Stored data
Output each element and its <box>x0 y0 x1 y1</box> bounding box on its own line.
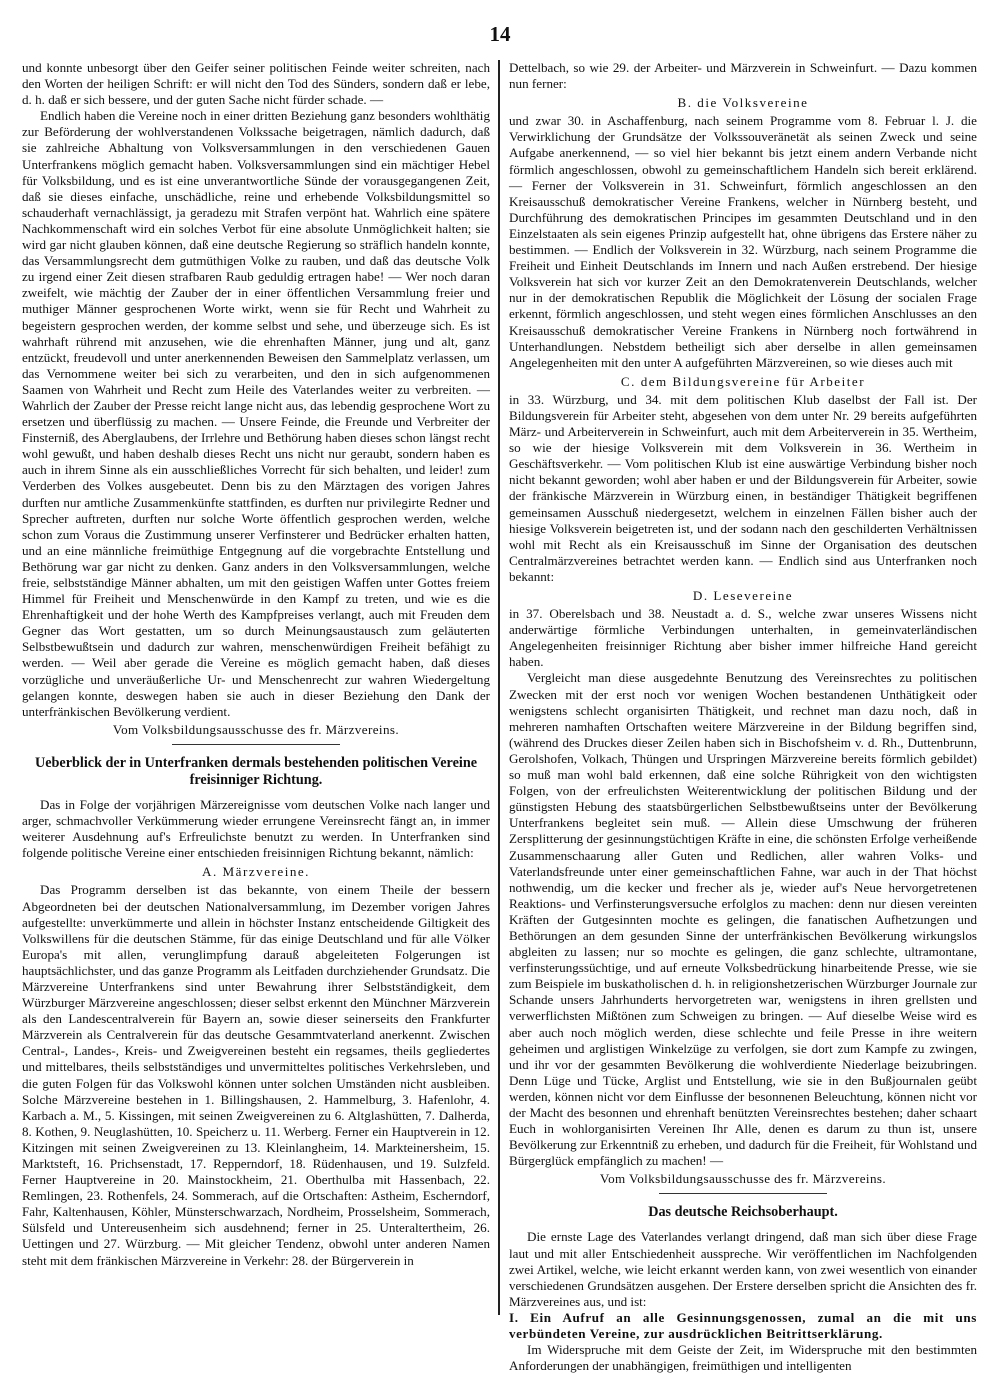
paragraph: Vergleicht man diese ausgedehnte Benutzung des Vereinsrechtes zu politischen Zwecken mit der erst noch vor wenigen Wochen bestandenen Unthätigkeit oder wenigstens schlecht organisirten Thätigkeit, und rechnet man dazu noch, daß in mehreren namhaften Ortschaften weitere Märzvereine in der Bildung begriffen sind, (während des Druckes dieser Zeilen haben sich in Bischofsheim v. d. Rh., Duttenbrunn, Gerolshofen, Volkach, Thüngen und Urspringen Märzvereine bereits förmlich gebildet) so muß man wohl bald erkennen, daß eine solche Rührigkeit von den wichtigsten Folgen, von der erfreulichsten Weiterentwicklung der politischen Bildung und der günstigsten Hebung des staatsbürgerlichen Selbstbewußtseins unter der Bevölkerung Unterfrankens begleitet sein muß. — Allein diese Umschwung der früheren Zersplitterung der gesinnungstüchtigen Kräfte in eine, die schönsten Erfolge verheißende Zusammenschaarung aller Guten und Redlichen, aller wahren Volks- und Vaterlandsfreunde unter einer gemeinschaftlichen Fahne, war auch in der That höchst nothwendig, um die kecker und frecher als je, wieder auf's Neue hervorgetretenen Reaktions- und Verfinsterungsversuche erfolglos zu machen: denn nur diesen vereinten Kräften der Gutgesinnten mochte es gelingen, die fanatischen Aufhetzungen und Bethörungen an dem gesunden Sinne der unterfränkischen Bevölkerung wirkungslos abgleiten zu lassen; nur so mochte es gelingen, die ganz schlechte, ultramontane, verfinsterungssüchtige, und auf erneute Volksbedrückung hinarbeitende Presse, wie sie zum Beispiele im buskatholischen d. h. in religionshetzerischen Würzburger Journale zur Schande unsers Jahrhunderts hervorgetreten war, wenigstens in ihren grellsten und verwerflichsten Mißtönen zum Schweigen zu bringen. — Auf dieselbe Weise wird es aber auch noch möglich werden, diese schlechte und feile Presse in ihre weitern geheimen und arglistigen Winkelzüge zu verfolgen, sie dort zum Kampfe zu zwingen, und ihr vor der gesammten Bevölkerung die wohlverdiente Niederlage beizubringen. Denn Lüge und Tücke, Arglist und Entstellung, wie sie in den Bußjournalen geübt werden, können nicht vor dem Einflusse der besonnenen Beleuchtung, können nicht vor der Macht des besonnen und ehrenhaft benützten Vereinsrechtes bestehen; daher schaart Euch in wohlorganisirten Vereinen Ihr Alle, denen es darum zu thun ist, unsere Bevölkerung zur Erkenntniß zu erheben, und dadurch für die Freiheit, für Wohlstand und Bürgerglück empfänglich zu machen! — <box>509 670 977 1169</box>
paragraph: in 37. Oberelsbach und 38. Neustadt a. d. S., welche zwar unseres Wissens nicht anderwärtige förmliche Verbindungen unterhalten, in gemeinvaterländischen Angelegenheiten freisinniger Richtung aber bisher immer hilfreiche Hand gereicht haben. <box>509 606 977 670</box>
subsection-heading: D. Lesevereine <box>692 588 794 603</box>
paragraph: Endlich haben die Vereine noch in einer dritten Beziehung ganz besonders wohlthätig zur Beförderung der wohlverstandenen Volkssache beigetragen, nämlich dadurch, daß sie zahlreiche Abhaltung von Volksversammlungen in den verschiedenen Gauen Unterfrankens möglich gemacht haben. Volksversammlungen sind ein mächtiger Hebel für Volksbildung, und es ist eine unverantwortliche Sünde der vorausgegangenen Zeit, daß sie dieses einfache, unschädliche, reine und erhebende Volksbildungsmittel so schauderhaft vernachlässigt, ja geradezu mit Strafen verpönt hat. Wahrlich eine spätere Nachkommenschaft wird ein solches Verbot für eine absolute Unmöglichkeit halten; sie wird gar nicht glauben können, daß eine deutsche Regierung so sträflich handeln konnte, das Versammlungsrecht dem gutmüthigen Volke zu rauben, und daß das deutsche Volk zu irgend einer Zeit diesen strafbaren Raub geduldig ertragen habe! — Wer noch daran zweifelt, wie mächtig der Zauber der in einer öffentlichen Versammlung freier und muthiger Männer gesprochenen Worte wirkt, wenn sie für Recht und Wahrheit zu begeistern gesprochen werden, der komme selbst und sehe, und überzeuge sich. Es ist wahrhaft rührend mit anzusehen, wie die ehrenhaften Männer, jung und alt, ganz entzückt, freudevoll und unter anerkennenden Beweisen den Sammelplatz verlassen, um das Vernommene weiter bei sich zu verarbeiten, und den in sich aufgenommenen Saamen von Wahrheit und Recht zum Heile des Vaterlandes weiter zu verbreiten. — Wahrlich der Zauber der Presse reicht lange nicht aus, das lebendig gesprochene Wort zu ersetzen und überflüssig zu machen. — Unsere Feinde, die Freunde und Verbreiter der Finsterniß, des Aberglaubens, der Irrlehre und Bethörung haben dieses schon längst recht wohl gewußt, und haben deshalb dieses Recht uns nicht nur geraubt, sondern haben es auch in ihrem Sinne als ein ausschließliches Vorrecht für sich behalten, und leider! zum Verderben des Volkes ausgebeutet. Denn bis zu den Märztagen des vorigen Jahres durften nur amtliche Zusammenkünfte stattfinden, es durften nur privilegirte Redner und Sprecher auftreten, durften nur solche Worte öffentlich gesprochen werden, welche schon zum Voraus die Zustimmung unserer Verfinsterer und Bedrücker erhalten hatten, und an eine männliche freimüthige Entgegnung auf die vorgebrachte Entstellung und Bethörung war gar nicht zu denken. Ganz anders in den Volksversammlungen, welche freie, selbstständige Männer abhalten, um mit den geistigen Waffen unter Gottes freiem Himmel für Freiheit und Menschenwürde in den Kampf zu treten, und wie es die Ehrenhaftigkeit und der hohe Werth des Kampfpreises verlangt, auch mit Freuden dem Gegner das Wort gestatten, um so durch Meinungsaustausch zum geläuterten Selbstbewußtsein und dadurch zur wahren, menschenwürdigen Freiheit befähigt zu werden. — Weil aber gerade die Vereine es möglich gemacht haben, daß dieses vorzügliche und unveräußerliche Ur- und Menschenrecht zur wahren Wiedergeltung gelangen konnte, deswegen haben sie auch in dieser Beziehung den Dank der unterfränkischen Bevölkerung verdient. <box>22 108 490 719</box>
paragraph: Im Widerspruche mit dem Geiste der Zeit, im Widerspruche mit den bestimmten Anforderungen der unabhängigen, freimüthigen und intelligenten <box>509 1342 977 1374</box>
paragraph: Das Programm derselben ist das bekannte, von einem Theile der bessern Abgeordneten bei der deutschen Nationalversammlung, im Dezember vorigen Jahres aufgestellte: unverkümmerte und allein in höchster Instanz entscheidende Giltigkeit des Volkswillens für die deutschen Stämme, für das einige Deutschland und für alle Völker Europa's mit allen, verunglimpfung darauß abgeleiteten Folgerungen ist hauptsächlichster, und das ganze Programm als Leitfaden durchziehender Grundsatz. Die Märzvereine Unterfrankens sind unter Bewahrung ihrer Selbstständigkeit, dem Würzburger Märzvereine angeschlossen; dieser selbst erkennt den Münchner Märzverein als den Landescentralverein für Bayern an, sowie dieser seinerseits den Frankfurter Märzverein als Centralverein für das deutsche Gesammtvaterland anerkennt. Zwischen Central-, Landes-, Kreis- und Zweigvereinen besteht ein regsames, theils gegliedertes und mittelbares, theils selbstständiges und unvermitteltes politisches Verkehrsleben, und die guten Folgen für das Volkswohl können unter solchen Umständen nicht ausbleiben. Solche Märzvereine bestehen in 1. Billingshausen, 2. Hammelburg, 3. Hafenlohr, 4. Karbach a. M., 5. Kissingen, mit seinen Zweigvereinen zu 6. Altglashütten, 7. Dalherda, 8. Kothen, 9. Neuglashütten, 10. Speicherz u. 11. Werberg. Ferner ein Hauptverein in 12. Kitzingen mit seinen Zweigvereinen zu 13. Kleinlangheim, 14. Markteinersheim, 15. Marktsteft, 16. Prichsenstadt, 17. Repperndorf, 18. Rüdenhausen, und 19. Sulzfeld. Ferner Hauptvereine in 20. Mainstockheim, 21. Oberthulba mit Hassenbach, 22. Remlingen, 23. Rothenfels, 24. Sommerach, auf die Ortschaften: Astheim, Escherndorf, Fahr, Kaltenhausen, Köhler, Münsterschwarzach, Nordheim, Prosselsheim, Sommerach, Sülsfeld und Untereusenheim sich ausdehnend; ferner in 25. Unteraltertheim, 26. Uettingen und 27. Würzburg. — Mit gleicher Tendenz, obwohl unter anderen Namen steht mit dem fränkischen Märzvereine in Verkehr: 28. der Bürgerverein in <box>22 882 490 1268</box>
paragraph: in 33. Würzburg, und 34. mit dem politischen Klub daselbst der Fall ist. Der Bildungsverein für Arbeiter steht, abgesehen von dem unter Nr. 29 bereits aufgeführten März- und Arbeiterverein in Schweinfurt, auch mit dem Arbeiterverein in 35. Wertheim, so wie der hiesige Volksverein mit dem Volksverein in 36. Wertheim in Geschäftsverkehr. — Vom politischen Klub ist eine auswärtige Verbindung bisher noch nicht bekannt geworden; wohl aber haben er und der Bildungsverein für Arbeiter, sowie der fränkische Märzverein in Würzburg einen, in beständiger Thätigkeit begriffenen gemeinsamen Ausschuß niedergesetzt, welchem in einzelnen Fällen bisher auch der hiesige Volksverein beigetreten ist, und der sodann nach den geschilderten Verhältnissen wohl mit Recht als ein Kreisausschuß im Sinne der Organisation des deutschen Centralmärzvereines betrachtet werden kann. — Endlich sind aus Unterfranken noch bekannt: <box>509 391 977 584</box>
page-number: 14 <box>489 22 511 46</box>
paragraph: Dettelbach, so wie 29. der Arbeiter- und Märzverein in Schweinfurt. — Dazu kommen nun ferner: <box>509 60 977 92</box>
section-heading: Das deutsche Reichsoberhaupt. <box>648 1204 838 1221</box>
paragraph: Das in Folge der vorjährigen Märzereignisse vom deutschen Volke nach langer und arger, schmachvoller Verkümmerung wieder errungene Vereinsrecht fängt an, in immer weiterer Ausdehnung auf's Erfreulichste benutzt zu werden. In Unterfranken sind folgende politische Vereine einer entschieden freisinnigen Richtung bekannt, nämlich: <box>22 796 490 861</box>
signature: Vom Volksbildungsausschusse des fr. Märzvereins. <box>599 1171 887 1187</box>
right-column <box>509 60 977 1374</box>
subsection-heading: A. Märzvereine. <box>202 864 310 880</box>
paragraph: und konnte unbesorgt über den Geifer seiner politischen Feinde weiter schreiten, nach den Worten der heiligen Schrift: er will nicht den Tod des Sünders, sondern daß er lebe, d. h. daß er sich bessere, und der guten Sache nicht fürder schade. — <box>22 60 490 108</box>
section-heading: Ueberblick der in Unterfranken dermals bestehenden politischen Vereine freisinniger Richtung. <box>34 754 478 788</box>
column-divider <box>498 60 500 1315</box>
paragraph: und zwar 30. in Aschaffenburg, nach seinem Programme vom 8. Februar l. J. die Verwirklichung der Grundsätze der Volkssouveränetät als seinen Zweck und seine Aufgabe anerkennend, — so viel hier bekannt bis jetzt einem andern Verbande nicht förmlich angeschlossen, obwohl zu gemeinschaftlichem Handeln sich bereit erklärend. — Ferner der Volksverein in 31. Schweinfurt, förmlich angeschlossen an den Kreisausschuß demokratischer Vereine Frankens, welcher in Nürnberg besteht, und Durchführung des demokratischen Principes im gesammten Deutschland und in den Einzelstaaten als sein eigenes Prinzip aufgestellt hat, ohne übrigens das Erstere näher zu bestimmen. — Endlich der Volksverein in 32. Würzburg, nach seinem Programme die Freiheit und Einheit Deutschlands im Innern und nach Außen erstrebend. Der hiesige Volksverein hat sich vor kurzer Zeit an den Demokratenverein Deutschlands, welcher nur in der demokratischen Republik die Möglichkeit der Lösung der socialen Frage erkennt, förmlich angeschlossen, und steht wegen eines förmlichen Anschlusses an den Kreisausschuß demokratischer Vereine Frankens in Nürnberg noch fortwährend in Unterhandlungen. Nebstdem betheiligt sich aber derselbe in allen gemeinsamen Angelegenheiten mit den unter A aufgeführten Märzvereinen, so wie dieses auch mit <box>509 113 977 370</box>
subsection-heading: C. dem Bildungsvereine für Arbeiter <box>620 373 866 389</box>
section-divider <box>659 1193 827 1194</box>
left-column <box>22 60 490 1315</box>
subsection-heading: B. die Volksvereine <box>677 95 809 111</box>
paragraph: Die ernste Lage des Vaterlandes verlangt dringend, daß man sich über diese Frage laut und mit aller Entschiedenheit ausspreche. Wir veröffentlichen im Nachfolgenden zwei Artikel, welche, wie leicht erkannt werden kann, von zwei wesentlich von einander verschiedenen Grundsätzen ausgehen. Der Erstere derselben spricht die Ansichten des fr. Märzvereines aus, und ist: <box>509 1229 977 1309</box>
section-divider <box>172 744 340 745</box>
signature: Vom Volksbildungsausschusse des fr. Märzvereins. <box>112 721 400 737</box>
article-title: I. Ein Aufruf an alle Gesinnungsgenossen, zumal an die mit uns verbündeten Vereine, zur ausdrücklichen Beitrittserklärung. <box>509 1309 977 1342</box>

## Exercise directions
Provide the number of lines above that include the string "heading", with no other words.

## Response
6